### [REQUIRED WORK]
Would you extract the whole listing below and retype it exactly?

### [DATA SECTION]
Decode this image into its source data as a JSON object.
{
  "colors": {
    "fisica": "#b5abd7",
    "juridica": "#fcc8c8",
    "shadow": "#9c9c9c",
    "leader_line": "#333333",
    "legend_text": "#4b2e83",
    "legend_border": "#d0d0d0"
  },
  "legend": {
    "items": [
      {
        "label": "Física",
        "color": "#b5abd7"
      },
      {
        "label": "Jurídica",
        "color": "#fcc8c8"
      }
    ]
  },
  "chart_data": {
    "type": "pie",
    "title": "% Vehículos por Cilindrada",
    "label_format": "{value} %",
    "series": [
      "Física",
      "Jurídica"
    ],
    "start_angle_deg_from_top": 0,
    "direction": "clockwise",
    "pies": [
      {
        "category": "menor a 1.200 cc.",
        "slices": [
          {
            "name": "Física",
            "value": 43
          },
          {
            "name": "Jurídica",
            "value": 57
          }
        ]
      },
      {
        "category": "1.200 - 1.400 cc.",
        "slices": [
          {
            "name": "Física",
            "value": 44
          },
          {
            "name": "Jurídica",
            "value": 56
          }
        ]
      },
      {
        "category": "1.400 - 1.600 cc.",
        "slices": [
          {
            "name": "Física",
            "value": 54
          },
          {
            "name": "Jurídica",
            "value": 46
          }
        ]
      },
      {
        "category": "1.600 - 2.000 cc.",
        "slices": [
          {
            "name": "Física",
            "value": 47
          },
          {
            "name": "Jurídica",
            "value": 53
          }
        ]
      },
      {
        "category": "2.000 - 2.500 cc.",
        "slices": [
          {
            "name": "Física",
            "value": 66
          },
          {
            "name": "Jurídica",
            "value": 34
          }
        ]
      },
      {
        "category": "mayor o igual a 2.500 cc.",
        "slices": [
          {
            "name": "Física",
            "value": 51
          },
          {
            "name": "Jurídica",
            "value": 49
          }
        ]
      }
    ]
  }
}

### [SOLUTION TO THIS TASK]
Decode this image into its source data as a JSON object.
{
  "colors": {
    "fisica": "#b5abd7",
    "juridica": "#fcc8c8",
    "shadow": "#9c9c9c",
    "leader_line": "#333333",
    "legend_text": "#4b2e83",
    "legend_border": "#d0d0d0"
  },
  "legend": {
    "items": [
      {
        "label": "Física",
        "color": "#b5abd7"
      },
      {
        "label": "Jurídica",
        "color": "#fcc8c8"
      }
    ]
  },
  "chart_data": {
    "type": "pie",
    "title": "% Vehículos por Cilindrada",
    "label_format": "{value} %",
    "series": [
      "Física",
      "Jurídica"
    ],
    "start_angle_deg_from_top": 0,
    "direction": "clockwise",
    "pies": [
      {
        "category": "menor a 1.200 cc.",
        "slices": [
          {
            "name": "Física",
            "value": 43
          },
          {
            "name": "Jurídica",
            "value": 57
          }
        ]
      },
      {
        "category": "1.200 - 1.400 cc.",
        "slices": [
          {
            "name": "Física",
            "value": 44
          },
          {
            "name": "Jurídica",
            "value": 56
          }
        ]
      },
      {
        "category": "1.400 - 1.600 cc.",
        "slices": [
          {
            "name": "Física",
            "value": 54
          },
          {
            "name": "Jurídica",
            "value": 46
          }
        ]
      },
      {
        "category": "1.600 - 2.000 cc.",
        "slices": [
          {
            "name": "Física",
            "value": 47
          },
          {
            "name": "Jurídica",
            "value": 53
          }
        ]
      },
      {
        "category": "2.000 - 2.500 cc.",
        "slices": [
          {
            "name": "Física",
            "value": 66
          },
          {
            "name": "Jurídica",
            "value": 34
          }
        ]
      },
      {
        "category": "mayor o igual a 2.500 cc.",
        "slices": [
          {
            "name": "Física",
            "value": 51
          },
          {
            "name": "Jurídica",
            "value": 49
          }
        ]
      }
    ]
  }
}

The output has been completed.